- WHAT TO PRODUCE -
Repeat the material below exactly, with no pictures.
= = = = =
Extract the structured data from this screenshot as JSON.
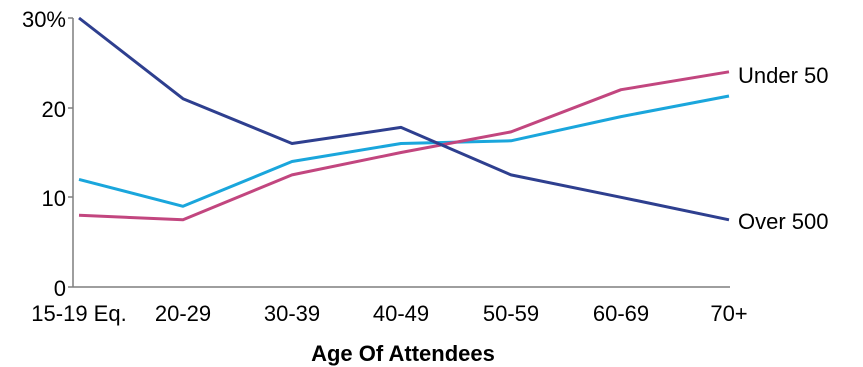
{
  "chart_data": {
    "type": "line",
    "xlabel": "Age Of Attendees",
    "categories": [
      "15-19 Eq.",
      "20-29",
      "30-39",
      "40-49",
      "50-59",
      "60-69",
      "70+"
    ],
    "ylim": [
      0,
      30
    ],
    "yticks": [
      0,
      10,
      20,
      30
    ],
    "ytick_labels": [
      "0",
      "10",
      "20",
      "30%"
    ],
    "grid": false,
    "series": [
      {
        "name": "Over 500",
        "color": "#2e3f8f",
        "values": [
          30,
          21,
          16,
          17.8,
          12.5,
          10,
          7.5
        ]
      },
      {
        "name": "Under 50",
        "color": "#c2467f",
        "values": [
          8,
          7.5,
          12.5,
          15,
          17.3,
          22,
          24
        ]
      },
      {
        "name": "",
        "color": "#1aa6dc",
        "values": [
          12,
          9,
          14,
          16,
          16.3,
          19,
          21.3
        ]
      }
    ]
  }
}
= = = = =
- RESPONSE TO THE EXERCISE -
Extract the structured data from this screenshot as JSON.
{
  "chart_data": {
    "type": "line",
    "xlabel": "Age Of Attendees",
    "categories": [
      "15-19 Eq.",
      "20-29",
      "30-39",
      "40-49",
      "50-59",
      "60-69",
      "70+"
    ],
    "ylim": [
      0,
      30
    ],
    "yticks": [
      0,
      10,
      20,
      30
    ],
    "ytick_labels": [
      "0",
      "10",
      "20",
      "30%"
    ],
    "grid": false,
    "series": [
      {
        "name": "Over 500",
        "color": "#2e3f8f",
        "values": [
          30,
          21,
          16,
          17.8,
          12.5,
          10,
          7.5
        ]
      },
      {
        "name": "Under 50",
        "color": "#c2467f",
        "values": [
          8,
          7.5,
          12.5,
          15,
          17.3,
          22,
          24
        ]
      },
      {
        "name": "",
        "color": "#1aa6dc",
        "values": [
          12,
          9,
          14,
          16,
          16.3,
          19,
          21.3
        ]
      }
    ]
  }
}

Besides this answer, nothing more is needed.